Stored records —
▬▬▬▬▬▬▬▬▬▬

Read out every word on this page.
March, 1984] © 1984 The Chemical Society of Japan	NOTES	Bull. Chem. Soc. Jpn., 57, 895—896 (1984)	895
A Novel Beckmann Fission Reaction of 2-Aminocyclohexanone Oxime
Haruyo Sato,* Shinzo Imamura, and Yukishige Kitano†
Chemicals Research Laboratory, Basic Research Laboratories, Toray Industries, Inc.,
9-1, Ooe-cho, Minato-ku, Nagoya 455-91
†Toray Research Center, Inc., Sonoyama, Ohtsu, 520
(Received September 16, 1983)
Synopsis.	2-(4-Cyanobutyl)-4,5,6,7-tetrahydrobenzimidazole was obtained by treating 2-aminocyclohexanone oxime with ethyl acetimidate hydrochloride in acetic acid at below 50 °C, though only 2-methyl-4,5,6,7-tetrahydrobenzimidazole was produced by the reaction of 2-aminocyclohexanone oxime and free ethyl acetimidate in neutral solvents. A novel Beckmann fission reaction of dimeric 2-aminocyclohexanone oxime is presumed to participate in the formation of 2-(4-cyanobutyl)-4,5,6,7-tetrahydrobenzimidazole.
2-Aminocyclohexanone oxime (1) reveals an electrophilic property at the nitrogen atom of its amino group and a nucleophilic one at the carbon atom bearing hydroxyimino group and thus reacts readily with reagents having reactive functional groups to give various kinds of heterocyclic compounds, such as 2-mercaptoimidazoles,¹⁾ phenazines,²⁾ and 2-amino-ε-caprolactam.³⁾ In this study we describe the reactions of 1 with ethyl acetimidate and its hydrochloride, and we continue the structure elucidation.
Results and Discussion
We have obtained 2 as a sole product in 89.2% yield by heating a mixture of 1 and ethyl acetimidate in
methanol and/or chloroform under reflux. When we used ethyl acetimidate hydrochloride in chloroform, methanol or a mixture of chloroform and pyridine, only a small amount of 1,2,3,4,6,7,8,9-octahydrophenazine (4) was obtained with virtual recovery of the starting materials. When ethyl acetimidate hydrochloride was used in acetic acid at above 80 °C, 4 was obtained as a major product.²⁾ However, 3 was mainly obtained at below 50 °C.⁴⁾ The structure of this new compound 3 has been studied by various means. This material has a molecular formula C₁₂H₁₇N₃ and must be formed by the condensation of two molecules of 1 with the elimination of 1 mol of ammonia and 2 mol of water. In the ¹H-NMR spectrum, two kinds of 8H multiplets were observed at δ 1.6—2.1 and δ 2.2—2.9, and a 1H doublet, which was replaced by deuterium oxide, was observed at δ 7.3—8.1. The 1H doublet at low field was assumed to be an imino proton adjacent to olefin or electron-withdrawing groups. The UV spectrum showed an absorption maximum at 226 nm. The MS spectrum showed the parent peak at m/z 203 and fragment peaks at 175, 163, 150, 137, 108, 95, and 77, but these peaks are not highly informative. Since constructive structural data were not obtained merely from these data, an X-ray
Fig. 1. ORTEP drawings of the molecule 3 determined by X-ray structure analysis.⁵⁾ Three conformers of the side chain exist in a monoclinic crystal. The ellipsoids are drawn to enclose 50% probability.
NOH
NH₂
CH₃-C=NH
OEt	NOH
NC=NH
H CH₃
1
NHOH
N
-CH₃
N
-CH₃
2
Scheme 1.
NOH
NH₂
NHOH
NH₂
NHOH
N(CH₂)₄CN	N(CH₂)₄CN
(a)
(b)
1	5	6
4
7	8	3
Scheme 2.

▬▬▬▬▬▬▬▬▬▬

Required work — Show the lines of the records that contain the word "Research".

Result of the task —
Chemicals Research Laboratory, Basic Research Laboratories, Toray Industries, Inc.,
†Toray Research Center, Inc., Sonoyama, Ohtsu, 520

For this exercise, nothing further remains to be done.